[Dataset items]

──────────────────────────────

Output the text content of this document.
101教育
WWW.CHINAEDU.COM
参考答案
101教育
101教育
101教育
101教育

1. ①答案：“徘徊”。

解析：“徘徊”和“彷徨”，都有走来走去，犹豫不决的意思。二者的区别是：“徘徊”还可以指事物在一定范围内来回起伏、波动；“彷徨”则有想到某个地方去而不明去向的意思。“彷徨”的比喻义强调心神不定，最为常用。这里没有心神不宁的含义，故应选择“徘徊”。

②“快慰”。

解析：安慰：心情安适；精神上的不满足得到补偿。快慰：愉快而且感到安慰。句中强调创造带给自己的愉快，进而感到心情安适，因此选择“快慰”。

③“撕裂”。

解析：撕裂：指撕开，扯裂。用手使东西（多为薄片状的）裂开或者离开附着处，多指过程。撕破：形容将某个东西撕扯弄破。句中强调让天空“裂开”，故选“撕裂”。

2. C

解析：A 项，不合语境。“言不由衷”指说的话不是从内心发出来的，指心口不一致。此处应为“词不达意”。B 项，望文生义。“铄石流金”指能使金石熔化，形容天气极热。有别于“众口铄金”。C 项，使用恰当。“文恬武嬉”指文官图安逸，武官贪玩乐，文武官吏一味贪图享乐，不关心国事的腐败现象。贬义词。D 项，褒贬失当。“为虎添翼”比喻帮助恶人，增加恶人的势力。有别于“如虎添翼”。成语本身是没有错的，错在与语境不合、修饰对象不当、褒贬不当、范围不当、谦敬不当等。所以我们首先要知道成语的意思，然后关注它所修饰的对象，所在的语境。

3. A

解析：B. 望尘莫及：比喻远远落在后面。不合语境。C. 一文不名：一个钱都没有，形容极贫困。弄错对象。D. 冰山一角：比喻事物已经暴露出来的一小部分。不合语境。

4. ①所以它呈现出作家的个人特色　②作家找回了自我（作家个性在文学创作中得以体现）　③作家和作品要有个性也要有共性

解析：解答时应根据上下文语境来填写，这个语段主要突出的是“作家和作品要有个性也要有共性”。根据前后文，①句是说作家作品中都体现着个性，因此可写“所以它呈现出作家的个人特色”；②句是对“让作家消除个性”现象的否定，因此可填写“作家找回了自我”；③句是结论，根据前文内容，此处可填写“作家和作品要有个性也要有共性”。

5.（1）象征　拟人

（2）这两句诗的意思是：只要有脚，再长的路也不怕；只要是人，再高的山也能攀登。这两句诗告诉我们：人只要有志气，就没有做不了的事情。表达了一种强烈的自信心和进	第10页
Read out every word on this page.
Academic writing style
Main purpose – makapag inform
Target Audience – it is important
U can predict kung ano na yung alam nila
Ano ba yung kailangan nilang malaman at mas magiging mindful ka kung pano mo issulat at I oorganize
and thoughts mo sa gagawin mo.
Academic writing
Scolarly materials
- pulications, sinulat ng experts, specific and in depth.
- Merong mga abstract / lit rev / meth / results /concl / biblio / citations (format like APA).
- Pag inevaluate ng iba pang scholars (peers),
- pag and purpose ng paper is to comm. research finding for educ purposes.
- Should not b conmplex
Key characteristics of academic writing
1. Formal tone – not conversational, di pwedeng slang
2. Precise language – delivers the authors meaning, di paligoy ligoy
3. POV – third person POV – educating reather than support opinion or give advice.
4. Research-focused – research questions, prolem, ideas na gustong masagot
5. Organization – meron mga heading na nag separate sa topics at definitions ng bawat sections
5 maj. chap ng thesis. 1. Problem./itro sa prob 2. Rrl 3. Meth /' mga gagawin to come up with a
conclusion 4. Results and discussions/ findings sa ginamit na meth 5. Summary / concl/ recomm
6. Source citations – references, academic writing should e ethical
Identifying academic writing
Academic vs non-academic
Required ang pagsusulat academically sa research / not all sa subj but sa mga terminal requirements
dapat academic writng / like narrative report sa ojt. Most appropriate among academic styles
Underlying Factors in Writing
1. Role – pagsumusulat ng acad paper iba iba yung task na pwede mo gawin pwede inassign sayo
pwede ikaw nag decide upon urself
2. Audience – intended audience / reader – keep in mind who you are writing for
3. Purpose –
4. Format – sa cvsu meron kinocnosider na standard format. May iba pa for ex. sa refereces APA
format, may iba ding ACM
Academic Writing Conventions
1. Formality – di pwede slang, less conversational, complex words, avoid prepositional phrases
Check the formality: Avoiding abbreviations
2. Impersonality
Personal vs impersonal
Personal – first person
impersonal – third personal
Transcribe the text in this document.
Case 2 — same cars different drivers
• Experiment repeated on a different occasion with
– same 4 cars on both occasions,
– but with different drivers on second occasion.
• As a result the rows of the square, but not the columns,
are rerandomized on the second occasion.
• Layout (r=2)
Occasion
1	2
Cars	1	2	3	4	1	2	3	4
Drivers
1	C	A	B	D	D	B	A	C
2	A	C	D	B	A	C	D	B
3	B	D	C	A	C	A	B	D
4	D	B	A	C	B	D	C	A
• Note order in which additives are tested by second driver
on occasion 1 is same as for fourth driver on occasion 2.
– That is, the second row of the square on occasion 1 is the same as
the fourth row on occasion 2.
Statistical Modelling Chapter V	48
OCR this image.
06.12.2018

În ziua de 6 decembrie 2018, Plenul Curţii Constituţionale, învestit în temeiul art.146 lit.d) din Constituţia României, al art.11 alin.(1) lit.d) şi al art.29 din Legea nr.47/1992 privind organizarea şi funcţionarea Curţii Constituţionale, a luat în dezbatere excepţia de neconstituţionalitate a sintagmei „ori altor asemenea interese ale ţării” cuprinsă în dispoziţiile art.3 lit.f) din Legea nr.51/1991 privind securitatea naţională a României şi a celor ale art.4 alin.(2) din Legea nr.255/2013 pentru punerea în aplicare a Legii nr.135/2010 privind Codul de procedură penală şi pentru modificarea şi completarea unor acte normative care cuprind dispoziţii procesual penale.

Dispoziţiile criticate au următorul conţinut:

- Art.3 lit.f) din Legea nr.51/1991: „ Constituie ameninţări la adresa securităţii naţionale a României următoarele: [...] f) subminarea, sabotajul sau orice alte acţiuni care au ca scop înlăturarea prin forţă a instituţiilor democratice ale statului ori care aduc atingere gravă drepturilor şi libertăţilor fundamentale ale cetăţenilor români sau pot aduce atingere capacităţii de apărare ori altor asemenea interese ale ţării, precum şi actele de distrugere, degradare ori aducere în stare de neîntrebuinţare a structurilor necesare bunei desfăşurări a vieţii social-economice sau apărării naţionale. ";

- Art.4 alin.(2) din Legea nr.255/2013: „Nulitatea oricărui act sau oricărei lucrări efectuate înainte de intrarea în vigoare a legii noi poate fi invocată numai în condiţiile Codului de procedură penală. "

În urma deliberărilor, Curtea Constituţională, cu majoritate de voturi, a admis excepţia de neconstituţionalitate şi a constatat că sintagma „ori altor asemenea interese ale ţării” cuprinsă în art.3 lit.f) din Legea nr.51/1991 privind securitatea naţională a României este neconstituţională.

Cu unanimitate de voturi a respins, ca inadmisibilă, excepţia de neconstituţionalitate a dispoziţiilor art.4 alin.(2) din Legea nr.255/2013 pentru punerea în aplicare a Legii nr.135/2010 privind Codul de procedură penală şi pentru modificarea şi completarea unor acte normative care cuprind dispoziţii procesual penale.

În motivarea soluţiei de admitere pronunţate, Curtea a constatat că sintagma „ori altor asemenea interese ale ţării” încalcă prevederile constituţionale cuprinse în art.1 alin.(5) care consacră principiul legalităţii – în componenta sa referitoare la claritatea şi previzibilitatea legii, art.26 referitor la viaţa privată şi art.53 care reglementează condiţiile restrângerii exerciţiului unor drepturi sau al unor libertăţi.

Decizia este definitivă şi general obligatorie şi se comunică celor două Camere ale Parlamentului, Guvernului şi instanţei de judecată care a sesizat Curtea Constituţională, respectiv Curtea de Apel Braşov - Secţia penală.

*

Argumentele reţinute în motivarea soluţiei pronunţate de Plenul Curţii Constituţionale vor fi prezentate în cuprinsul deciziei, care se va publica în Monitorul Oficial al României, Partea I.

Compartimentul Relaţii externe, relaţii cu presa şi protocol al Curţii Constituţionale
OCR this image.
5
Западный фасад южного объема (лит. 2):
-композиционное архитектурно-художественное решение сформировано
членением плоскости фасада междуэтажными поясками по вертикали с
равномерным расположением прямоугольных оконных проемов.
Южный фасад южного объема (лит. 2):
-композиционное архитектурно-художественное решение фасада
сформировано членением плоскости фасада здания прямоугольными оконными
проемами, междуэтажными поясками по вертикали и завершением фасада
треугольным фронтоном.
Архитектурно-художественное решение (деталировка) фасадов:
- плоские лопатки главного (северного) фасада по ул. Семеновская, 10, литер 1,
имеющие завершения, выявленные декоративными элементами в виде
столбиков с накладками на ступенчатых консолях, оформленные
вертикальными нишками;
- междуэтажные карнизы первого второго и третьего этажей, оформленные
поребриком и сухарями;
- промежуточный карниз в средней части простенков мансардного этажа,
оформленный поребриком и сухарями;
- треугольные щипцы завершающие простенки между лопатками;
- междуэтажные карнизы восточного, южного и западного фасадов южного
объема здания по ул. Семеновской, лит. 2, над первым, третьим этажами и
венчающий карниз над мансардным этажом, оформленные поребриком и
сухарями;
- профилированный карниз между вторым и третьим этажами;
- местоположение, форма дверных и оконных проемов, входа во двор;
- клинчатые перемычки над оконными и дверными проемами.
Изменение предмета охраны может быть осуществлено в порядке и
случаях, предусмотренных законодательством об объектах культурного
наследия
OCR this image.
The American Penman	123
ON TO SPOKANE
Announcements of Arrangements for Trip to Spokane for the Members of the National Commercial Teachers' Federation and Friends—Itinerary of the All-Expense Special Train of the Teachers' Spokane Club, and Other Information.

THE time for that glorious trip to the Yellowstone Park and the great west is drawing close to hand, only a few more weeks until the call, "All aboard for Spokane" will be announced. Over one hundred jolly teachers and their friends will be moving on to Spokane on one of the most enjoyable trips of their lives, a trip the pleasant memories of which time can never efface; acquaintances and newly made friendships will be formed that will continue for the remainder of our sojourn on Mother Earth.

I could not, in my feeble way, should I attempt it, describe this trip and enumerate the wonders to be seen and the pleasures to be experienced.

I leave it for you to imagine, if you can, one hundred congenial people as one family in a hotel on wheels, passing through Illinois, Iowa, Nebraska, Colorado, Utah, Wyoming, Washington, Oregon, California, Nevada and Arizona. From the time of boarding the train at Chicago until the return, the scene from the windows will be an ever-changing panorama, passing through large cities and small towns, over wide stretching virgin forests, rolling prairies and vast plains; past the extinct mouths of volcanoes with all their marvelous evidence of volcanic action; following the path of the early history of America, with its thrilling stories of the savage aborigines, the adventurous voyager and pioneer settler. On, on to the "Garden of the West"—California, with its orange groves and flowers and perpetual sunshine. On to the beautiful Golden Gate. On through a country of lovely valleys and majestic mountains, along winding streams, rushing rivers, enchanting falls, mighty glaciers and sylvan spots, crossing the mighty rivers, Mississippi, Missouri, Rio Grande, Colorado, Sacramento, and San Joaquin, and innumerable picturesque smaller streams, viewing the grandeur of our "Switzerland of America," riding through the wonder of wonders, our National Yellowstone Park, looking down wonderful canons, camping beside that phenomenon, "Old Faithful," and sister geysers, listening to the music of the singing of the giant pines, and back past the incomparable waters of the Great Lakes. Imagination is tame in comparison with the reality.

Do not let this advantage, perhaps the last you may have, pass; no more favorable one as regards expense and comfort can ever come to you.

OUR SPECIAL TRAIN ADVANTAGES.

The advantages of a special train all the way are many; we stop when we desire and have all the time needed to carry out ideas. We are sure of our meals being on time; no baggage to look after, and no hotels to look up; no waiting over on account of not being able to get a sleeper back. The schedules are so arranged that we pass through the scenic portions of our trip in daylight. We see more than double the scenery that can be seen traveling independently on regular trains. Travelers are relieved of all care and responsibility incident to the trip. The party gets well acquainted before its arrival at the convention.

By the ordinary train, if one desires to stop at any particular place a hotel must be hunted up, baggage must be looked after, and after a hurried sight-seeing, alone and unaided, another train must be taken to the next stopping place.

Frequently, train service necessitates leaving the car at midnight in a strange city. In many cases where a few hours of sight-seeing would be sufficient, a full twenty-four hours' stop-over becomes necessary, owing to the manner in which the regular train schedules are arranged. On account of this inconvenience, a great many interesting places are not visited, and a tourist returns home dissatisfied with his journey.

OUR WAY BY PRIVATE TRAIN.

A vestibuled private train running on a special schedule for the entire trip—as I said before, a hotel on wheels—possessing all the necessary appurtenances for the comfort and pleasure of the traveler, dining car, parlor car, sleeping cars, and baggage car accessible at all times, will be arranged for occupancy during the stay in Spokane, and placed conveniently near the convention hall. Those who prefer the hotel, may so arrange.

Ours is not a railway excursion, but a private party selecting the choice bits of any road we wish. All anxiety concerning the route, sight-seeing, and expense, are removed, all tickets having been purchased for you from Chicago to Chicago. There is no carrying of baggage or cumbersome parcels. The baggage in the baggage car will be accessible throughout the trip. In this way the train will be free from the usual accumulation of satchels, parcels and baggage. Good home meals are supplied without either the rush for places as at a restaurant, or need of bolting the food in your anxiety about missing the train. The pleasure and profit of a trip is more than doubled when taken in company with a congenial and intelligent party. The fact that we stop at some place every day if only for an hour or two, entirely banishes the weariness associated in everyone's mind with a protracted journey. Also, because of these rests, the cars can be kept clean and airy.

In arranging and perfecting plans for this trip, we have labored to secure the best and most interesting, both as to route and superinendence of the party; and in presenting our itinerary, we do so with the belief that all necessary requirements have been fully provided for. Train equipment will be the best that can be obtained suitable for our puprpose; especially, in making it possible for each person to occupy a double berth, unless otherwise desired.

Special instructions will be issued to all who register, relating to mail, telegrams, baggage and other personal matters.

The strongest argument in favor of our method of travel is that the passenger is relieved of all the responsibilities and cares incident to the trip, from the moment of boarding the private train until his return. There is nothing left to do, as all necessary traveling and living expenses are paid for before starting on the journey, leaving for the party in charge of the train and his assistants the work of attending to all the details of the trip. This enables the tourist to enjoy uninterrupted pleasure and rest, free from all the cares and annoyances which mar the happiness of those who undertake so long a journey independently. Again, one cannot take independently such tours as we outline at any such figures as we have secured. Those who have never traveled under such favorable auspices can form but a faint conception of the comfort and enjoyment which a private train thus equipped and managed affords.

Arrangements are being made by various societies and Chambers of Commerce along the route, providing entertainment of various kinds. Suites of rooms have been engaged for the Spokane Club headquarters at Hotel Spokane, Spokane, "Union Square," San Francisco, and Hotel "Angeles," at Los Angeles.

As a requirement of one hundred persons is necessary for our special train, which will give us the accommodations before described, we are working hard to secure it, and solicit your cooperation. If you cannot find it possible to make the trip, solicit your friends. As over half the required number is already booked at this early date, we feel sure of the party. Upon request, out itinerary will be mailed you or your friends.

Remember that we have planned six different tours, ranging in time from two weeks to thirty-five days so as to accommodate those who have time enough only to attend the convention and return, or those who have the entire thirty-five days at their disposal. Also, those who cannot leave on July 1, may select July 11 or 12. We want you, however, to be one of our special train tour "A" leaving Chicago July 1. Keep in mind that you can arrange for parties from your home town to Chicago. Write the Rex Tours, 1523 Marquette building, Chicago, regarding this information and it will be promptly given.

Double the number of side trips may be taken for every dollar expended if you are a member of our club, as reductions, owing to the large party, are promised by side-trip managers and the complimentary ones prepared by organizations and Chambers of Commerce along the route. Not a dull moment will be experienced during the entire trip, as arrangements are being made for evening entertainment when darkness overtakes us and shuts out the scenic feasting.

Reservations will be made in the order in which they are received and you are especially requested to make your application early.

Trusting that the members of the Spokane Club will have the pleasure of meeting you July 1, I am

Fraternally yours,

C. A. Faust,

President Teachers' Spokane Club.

──────────────────────────────

Written exercise: From the data above, copy each line where the string "entertainment" appears.

Exercise result:
Arrangements are being made by various societies and Chambers of Commerce along the route, providing entertainment of various kinds. Suites of rooms have been engaged for the Spokane Club headquarters at Hotel Spokane, Spokane, "Union Square," San Francisco, and Hotel "Angeles," at Los Angeles.
Double the number of side trips may be taken for every dollar expended if you are a member of our club, as reductions, owing to the large party, are promised by side-trip managers and the complimentary ones prepared by organizations and Chambers of Commerce along the route. Not a dull moment will be experienced during the entire trip, as arrangements are being made for evening entertainment when darkness overtakes us and shuts out the scenic feasting.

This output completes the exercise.